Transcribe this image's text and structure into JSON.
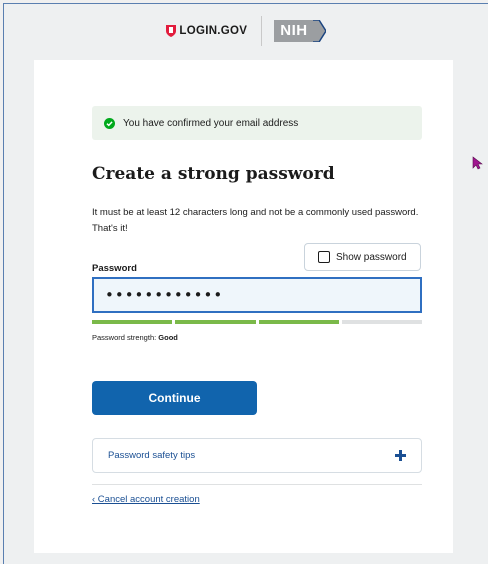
{
  "header": {
    "login_logo_text": "LOGIN.GOV",
    "partner_logo_text": "NIH",
    "shield_icon": "shield-icon",
    "brand_color": "#e21c3d"
  },
  "alert": {
    "icon": "check-circle-icon",
    "message": "You have confirmed your email address",
    "color": "#00a91c"
  },
  "form": {
    "title": "Create a strong password",
    "intro": "It must be at least 12 characters long and not be a commonly used password. That's it!",
    "show_password_label": "Show password",
    "show_password_checked": false,
    "password_label": "Password",
    "password_value": "••••••••••••",
    "strength_label": "Password strength:",
    "strength_value": "Good",
    "strength_level": 3,
    "strength_max": 4,
    "strength_color": "#7ab949",
    "strength_empty_color": "#dfe1e2",
    "continue_label": "Continue",
    "primary_color": "#1164ad"
  },
  "tips": {
    "label": "Password safety tips",
    "icon": "plus-icon"
  },
  "footer": {
    "cancel_link": "‹ Cancel account creation"
  },
  "cursor": {
    "icon": "mouse-pointer-icon",
    "color": "#a0168f"
  }
}
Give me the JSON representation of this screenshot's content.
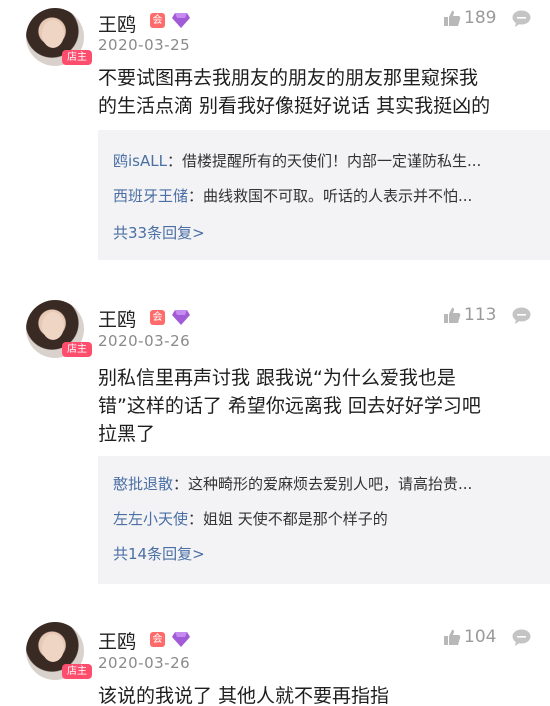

** What the task requires **
Quote the data exactly, leaving every image out of the copy.

** Complete output **
Transcribe this image's text and structure into JSON.
{
  "header": {
    "login_logo_text": "LOGIN.GOV",
    "partner_logo_text": "NIH",
    "shield_icon": "shield-icon",
    "brand_color": "#e21c3d"
  },
  "alert": {
    "icon": "check-circle-icon",
    "message": "You have confirmed your email address",
    "color": "#00a91c"
  },
  "form": {
    "title": "Create a strong password",
    "intro": "It must be at least 12 characters long and not be a commonly used password. That's it!",
    "show_password_label": "Show password",
    "show_password_checked": false,
    "password_label": "Password",
    "password_value": "••••••••••••",
    "strength_label": "Password strength:",
    "strength_value": "Good",
    "strength_level": 3,
    "strength_max": 4,
    "strength_color": "#7ab949",
    "strength_empty_color": "#dfe1e2",
    "continue_label": "Continue",
    "primary_color": "#1164ad"
  },
  "tips": {
    "label": "Password safety tips",
    "icon": "plus-icon"
  },
  "footer": {
    "cancel_link": "‹ Cancel account creation"
  },
  "cursor": {
    "icon": "mouse-pointer-icon",
    "color": "#a0168f"
  }
}
Give me the JSON representation of this screenshot's content.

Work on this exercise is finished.